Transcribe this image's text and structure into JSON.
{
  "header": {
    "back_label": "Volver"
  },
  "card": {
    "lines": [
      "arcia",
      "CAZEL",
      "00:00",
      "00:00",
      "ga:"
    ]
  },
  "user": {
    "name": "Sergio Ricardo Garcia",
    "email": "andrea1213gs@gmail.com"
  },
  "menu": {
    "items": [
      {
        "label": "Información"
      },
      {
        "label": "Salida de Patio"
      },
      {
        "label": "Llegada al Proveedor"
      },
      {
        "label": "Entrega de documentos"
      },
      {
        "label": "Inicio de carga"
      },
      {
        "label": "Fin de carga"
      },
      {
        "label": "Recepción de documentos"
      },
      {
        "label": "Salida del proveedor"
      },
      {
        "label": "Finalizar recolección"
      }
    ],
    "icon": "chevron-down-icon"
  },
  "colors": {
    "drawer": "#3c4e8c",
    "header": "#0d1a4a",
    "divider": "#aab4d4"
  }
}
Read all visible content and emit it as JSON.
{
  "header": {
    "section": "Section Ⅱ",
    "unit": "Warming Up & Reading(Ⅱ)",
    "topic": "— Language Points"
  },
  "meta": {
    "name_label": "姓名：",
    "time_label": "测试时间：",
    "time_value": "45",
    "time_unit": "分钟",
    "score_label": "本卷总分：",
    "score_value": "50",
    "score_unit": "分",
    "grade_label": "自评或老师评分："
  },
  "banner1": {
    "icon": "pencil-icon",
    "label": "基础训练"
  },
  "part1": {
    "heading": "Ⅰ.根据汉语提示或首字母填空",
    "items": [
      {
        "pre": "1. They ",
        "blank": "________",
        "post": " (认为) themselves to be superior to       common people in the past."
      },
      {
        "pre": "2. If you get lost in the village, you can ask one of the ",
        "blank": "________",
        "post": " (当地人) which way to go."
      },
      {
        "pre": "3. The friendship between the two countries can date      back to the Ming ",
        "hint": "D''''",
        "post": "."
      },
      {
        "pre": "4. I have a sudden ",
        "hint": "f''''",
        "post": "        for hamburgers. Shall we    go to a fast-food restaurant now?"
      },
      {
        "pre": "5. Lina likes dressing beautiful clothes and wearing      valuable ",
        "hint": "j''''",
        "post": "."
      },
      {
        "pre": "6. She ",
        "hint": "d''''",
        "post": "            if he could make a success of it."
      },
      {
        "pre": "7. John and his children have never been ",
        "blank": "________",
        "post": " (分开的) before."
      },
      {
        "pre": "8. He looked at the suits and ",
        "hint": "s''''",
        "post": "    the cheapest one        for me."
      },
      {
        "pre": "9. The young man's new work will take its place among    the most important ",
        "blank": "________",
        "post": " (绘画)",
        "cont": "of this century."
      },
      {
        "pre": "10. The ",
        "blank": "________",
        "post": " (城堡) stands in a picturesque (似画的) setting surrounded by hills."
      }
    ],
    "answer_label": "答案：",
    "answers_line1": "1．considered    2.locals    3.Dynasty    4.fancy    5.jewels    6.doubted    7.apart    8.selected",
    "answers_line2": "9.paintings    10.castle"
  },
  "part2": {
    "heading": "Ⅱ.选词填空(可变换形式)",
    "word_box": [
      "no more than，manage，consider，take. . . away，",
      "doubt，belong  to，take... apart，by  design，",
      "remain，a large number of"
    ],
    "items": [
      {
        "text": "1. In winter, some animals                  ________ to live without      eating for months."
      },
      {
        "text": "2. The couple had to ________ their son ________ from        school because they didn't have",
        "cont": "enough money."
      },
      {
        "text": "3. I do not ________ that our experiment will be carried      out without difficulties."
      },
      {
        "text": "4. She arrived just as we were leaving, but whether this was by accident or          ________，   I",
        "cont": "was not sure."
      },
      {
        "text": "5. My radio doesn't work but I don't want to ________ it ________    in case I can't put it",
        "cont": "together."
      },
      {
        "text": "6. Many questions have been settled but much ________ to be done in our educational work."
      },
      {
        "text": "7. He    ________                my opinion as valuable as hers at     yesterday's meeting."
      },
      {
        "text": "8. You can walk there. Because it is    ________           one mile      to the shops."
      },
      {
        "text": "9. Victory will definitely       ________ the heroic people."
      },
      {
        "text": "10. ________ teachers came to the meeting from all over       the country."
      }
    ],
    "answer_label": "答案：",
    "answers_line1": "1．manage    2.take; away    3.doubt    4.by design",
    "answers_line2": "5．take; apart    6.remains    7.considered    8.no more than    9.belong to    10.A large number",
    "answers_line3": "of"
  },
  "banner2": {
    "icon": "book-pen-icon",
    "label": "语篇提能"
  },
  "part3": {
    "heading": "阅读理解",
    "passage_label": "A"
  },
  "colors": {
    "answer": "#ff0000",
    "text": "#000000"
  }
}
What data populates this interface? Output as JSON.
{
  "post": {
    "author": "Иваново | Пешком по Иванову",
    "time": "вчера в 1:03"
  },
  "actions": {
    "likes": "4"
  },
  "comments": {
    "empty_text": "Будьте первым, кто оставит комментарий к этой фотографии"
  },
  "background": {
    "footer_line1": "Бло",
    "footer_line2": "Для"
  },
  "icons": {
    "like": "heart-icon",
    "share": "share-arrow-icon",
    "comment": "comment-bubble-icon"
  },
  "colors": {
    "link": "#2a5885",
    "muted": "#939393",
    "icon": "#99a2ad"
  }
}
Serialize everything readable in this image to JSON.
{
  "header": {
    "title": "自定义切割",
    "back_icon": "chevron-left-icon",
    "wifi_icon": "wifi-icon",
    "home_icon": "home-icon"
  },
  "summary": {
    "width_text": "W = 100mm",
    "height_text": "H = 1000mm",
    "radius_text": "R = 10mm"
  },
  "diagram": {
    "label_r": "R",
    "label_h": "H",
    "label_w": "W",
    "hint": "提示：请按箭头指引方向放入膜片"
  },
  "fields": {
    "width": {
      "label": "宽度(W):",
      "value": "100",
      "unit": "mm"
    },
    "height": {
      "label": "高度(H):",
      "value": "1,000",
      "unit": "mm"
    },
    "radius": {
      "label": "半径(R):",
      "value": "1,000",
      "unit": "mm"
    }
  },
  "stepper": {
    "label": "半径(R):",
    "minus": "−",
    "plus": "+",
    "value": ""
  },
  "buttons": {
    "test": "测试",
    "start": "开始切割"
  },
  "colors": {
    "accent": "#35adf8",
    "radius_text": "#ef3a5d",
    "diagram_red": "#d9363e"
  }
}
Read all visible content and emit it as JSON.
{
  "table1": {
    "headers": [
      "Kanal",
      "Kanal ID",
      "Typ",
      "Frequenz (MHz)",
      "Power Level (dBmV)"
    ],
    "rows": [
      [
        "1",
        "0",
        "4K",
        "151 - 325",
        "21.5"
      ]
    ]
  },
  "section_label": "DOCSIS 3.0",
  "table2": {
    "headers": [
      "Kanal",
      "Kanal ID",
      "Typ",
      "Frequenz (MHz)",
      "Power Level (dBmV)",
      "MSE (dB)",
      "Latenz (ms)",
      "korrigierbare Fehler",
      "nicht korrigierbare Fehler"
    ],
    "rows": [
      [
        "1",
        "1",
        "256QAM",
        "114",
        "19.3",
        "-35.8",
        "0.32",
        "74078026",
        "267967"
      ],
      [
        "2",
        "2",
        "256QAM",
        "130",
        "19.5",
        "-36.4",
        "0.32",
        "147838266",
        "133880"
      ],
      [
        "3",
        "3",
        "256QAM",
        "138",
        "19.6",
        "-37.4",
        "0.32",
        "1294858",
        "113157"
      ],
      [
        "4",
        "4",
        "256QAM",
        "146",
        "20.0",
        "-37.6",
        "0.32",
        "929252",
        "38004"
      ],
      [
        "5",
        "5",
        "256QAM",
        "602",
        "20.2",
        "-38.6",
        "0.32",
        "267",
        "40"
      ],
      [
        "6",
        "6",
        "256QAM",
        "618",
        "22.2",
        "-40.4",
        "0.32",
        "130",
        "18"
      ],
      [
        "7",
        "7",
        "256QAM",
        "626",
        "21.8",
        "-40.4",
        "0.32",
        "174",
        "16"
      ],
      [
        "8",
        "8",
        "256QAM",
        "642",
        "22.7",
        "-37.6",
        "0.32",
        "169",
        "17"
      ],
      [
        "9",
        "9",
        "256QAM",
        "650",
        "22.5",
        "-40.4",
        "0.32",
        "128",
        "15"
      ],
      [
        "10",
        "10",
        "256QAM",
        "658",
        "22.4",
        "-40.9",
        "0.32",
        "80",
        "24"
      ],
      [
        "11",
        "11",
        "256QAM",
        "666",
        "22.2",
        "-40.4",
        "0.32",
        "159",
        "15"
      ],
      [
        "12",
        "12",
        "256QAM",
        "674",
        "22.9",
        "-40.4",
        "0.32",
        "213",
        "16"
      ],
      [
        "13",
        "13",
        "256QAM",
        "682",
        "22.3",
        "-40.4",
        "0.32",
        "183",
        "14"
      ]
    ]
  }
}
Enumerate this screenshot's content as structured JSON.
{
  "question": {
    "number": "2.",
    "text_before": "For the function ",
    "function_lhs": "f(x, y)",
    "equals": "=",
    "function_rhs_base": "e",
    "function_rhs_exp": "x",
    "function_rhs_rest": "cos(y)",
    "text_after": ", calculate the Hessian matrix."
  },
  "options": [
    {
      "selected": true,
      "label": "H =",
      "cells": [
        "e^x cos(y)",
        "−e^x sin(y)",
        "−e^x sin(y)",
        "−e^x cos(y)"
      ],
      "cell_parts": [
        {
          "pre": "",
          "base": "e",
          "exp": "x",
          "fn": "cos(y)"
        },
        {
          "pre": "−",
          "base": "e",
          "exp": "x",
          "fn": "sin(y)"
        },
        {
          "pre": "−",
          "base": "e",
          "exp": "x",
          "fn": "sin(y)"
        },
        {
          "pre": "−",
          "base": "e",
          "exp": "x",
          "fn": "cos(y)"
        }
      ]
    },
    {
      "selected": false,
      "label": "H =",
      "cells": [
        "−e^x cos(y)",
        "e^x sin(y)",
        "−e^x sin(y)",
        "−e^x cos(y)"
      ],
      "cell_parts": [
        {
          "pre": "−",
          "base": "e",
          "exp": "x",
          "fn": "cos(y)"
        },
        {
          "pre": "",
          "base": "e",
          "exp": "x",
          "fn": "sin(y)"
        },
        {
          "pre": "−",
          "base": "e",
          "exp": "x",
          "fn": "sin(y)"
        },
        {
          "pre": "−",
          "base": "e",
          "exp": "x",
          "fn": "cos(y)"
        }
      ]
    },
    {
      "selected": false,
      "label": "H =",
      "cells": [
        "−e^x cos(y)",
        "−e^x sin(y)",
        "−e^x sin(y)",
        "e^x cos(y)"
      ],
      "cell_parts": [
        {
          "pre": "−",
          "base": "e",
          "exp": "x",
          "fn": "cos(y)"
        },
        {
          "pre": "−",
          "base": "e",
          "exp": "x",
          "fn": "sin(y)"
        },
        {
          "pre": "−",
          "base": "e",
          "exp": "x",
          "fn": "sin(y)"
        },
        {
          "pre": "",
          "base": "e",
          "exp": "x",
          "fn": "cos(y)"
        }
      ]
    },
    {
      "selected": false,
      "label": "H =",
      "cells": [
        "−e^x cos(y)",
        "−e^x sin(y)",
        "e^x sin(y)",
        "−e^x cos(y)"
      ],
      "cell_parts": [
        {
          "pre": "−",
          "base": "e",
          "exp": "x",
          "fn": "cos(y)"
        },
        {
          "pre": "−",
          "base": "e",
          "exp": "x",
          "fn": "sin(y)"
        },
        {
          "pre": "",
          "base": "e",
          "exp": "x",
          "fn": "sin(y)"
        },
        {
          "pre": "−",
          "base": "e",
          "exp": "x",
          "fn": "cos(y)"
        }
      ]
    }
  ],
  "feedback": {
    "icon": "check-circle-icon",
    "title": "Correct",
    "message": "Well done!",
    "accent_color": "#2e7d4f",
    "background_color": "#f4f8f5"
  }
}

Work to do ▸ Where does the word "design" appear? Return each line that holds it.

Result of the exercise ▸
      "doubt，belong  to，take... apart，by  design，",
    "answers_line1": "1．manage    2.take; away    3.doubt    4.by design",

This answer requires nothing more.